[REQUIREMENT] Each record below is to be reproduced without any change.

(Stored data entries)

============================================================

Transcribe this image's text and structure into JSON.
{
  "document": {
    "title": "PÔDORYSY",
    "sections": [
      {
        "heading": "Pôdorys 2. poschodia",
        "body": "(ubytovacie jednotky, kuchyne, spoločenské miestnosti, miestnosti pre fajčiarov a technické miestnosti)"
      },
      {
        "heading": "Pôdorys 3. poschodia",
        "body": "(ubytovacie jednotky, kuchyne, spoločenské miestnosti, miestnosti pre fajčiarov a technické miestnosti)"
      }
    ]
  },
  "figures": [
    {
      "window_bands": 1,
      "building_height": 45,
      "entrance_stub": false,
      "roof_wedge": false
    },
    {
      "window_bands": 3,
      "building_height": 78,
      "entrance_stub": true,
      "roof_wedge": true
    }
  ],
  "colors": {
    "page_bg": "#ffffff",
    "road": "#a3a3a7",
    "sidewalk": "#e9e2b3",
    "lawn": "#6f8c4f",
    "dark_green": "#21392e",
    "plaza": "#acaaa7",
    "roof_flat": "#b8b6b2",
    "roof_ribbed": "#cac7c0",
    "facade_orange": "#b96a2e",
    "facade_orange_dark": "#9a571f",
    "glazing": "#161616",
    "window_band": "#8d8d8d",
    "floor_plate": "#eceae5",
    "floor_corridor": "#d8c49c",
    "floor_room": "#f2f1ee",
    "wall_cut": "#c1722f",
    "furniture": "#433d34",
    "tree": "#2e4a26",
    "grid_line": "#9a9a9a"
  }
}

============================================================

[FULL OUTPUT]
Transcribe this image's text and structure into JSON.
{
  "document": {
    "title": "PÔDORYSY",
    "sections": [
      {
        "heading": "Pôdorys 2. poschodia",
        "body": "(ubytovacie jednotky, kuchyne, spoločenské miestnosti, miestnosti pre fajčiarov a technické miestnosti)"
      },
      {
        "heading": "Pôdorys 3. poschodia",
        "body": "(ubytovacie jednotky, kuchyne, spoločenské miestnosti, miestnosti pre fajčiarov a technické miestnosti)"
      }
    ]
  },
  "figures": [
    {
      "window_bands": 1,
      "building_height": 45,
      "entrance_stub": false,
      "roof_wedge": false
    },
    {
      "window_bands": 3,
      "building_height": 78,
      "entrance_stub": true,
      "roof_wedge": true
    }
  ],
  "colors": {
    "page_bg": "#ffffff",
    "road": "#a3a3a7",
    "sidewalk": "#e9e2b3",
    "lawn": "#6f8c4f",
    "dark_green": "#21392e",
    "plaza": "#acaaa7",
    "roof_flat": "#b8b6b2",
    "roof_ribbed": "#cac7c0",
    "facade_orange": "#b96a2e",
    "facade_orange_dark": "#9a571f",
    "glazing": "#161616",
    "window_band": "#8d8d8d",
    "floor_plate": "#eceae5",
    "floor_corridor": "#d8c49c",
    "floor_room": "#f2f1ee",
    "wall_cut": "#c1722f",
    "furniture": "#433d34",
    "tree": "#2e4a26",
    "grid_line": "#9a9a9a"
  }
}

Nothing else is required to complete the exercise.